[START OF Material to process]

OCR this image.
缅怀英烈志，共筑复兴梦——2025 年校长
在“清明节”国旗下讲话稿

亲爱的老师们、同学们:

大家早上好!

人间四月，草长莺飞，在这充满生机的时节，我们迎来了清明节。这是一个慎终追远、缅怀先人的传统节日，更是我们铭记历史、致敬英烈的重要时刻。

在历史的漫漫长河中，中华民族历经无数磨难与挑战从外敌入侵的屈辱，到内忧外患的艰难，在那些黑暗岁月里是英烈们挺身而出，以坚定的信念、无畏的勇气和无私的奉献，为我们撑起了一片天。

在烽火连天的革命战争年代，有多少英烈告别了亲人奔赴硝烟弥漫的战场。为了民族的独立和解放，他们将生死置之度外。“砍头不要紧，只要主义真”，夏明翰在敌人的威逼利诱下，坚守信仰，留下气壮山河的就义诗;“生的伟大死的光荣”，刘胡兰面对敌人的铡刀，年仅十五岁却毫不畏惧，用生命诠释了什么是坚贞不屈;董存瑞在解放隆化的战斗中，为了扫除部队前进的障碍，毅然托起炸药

[END OF Material to process]
[START OF Material to process]

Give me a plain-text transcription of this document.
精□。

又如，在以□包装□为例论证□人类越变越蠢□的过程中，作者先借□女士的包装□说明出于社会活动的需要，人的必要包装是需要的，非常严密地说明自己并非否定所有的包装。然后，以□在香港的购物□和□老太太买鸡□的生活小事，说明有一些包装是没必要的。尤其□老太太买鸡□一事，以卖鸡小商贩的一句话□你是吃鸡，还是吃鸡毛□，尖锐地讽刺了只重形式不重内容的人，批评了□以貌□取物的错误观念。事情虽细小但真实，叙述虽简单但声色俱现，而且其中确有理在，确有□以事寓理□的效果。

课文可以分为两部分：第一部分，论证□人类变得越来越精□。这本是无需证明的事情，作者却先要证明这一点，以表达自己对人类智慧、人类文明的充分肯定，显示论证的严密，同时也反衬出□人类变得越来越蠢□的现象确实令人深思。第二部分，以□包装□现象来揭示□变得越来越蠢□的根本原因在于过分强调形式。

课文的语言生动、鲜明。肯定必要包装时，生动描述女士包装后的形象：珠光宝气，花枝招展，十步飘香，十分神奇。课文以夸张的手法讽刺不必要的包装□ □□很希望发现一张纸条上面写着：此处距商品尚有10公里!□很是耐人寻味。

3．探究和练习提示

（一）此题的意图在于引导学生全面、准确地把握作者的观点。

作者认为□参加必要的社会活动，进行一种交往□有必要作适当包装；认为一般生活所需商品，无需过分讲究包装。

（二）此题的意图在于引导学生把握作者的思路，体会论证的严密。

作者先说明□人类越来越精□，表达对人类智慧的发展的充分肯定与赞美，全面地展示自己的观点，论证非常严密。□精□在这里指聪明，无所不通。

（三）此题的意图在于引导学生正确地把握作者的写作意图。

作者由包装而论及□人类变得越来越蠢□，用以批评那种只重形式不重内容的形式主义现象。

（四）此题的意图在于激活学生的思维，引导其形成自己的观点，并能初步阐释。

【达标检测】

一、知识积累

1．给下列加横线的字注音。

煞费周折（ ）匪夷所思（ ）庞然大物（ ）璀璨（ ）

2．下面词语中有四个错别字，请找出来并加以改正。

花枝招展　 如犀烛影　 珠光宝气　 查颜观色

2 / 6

[END OF Material to process]

• Short problem:
Go through the records above, find every line with the word "珠光宝气", and list those lines.

• Completed exercise:
课文的语言生动、鲜明。肯定必要包装时，生动描述女士包装后的形象：珠光宝气，花枝招展，十步飘香，十分神奇。课文以夸张的手法讽刺不必要的包装□ □□很希望发现一张纸条上面写着：此处距商品尚有10公里!□很是耐人寻味。
花枝招展　 如犀烛影　 珠光宝气　 查颜观色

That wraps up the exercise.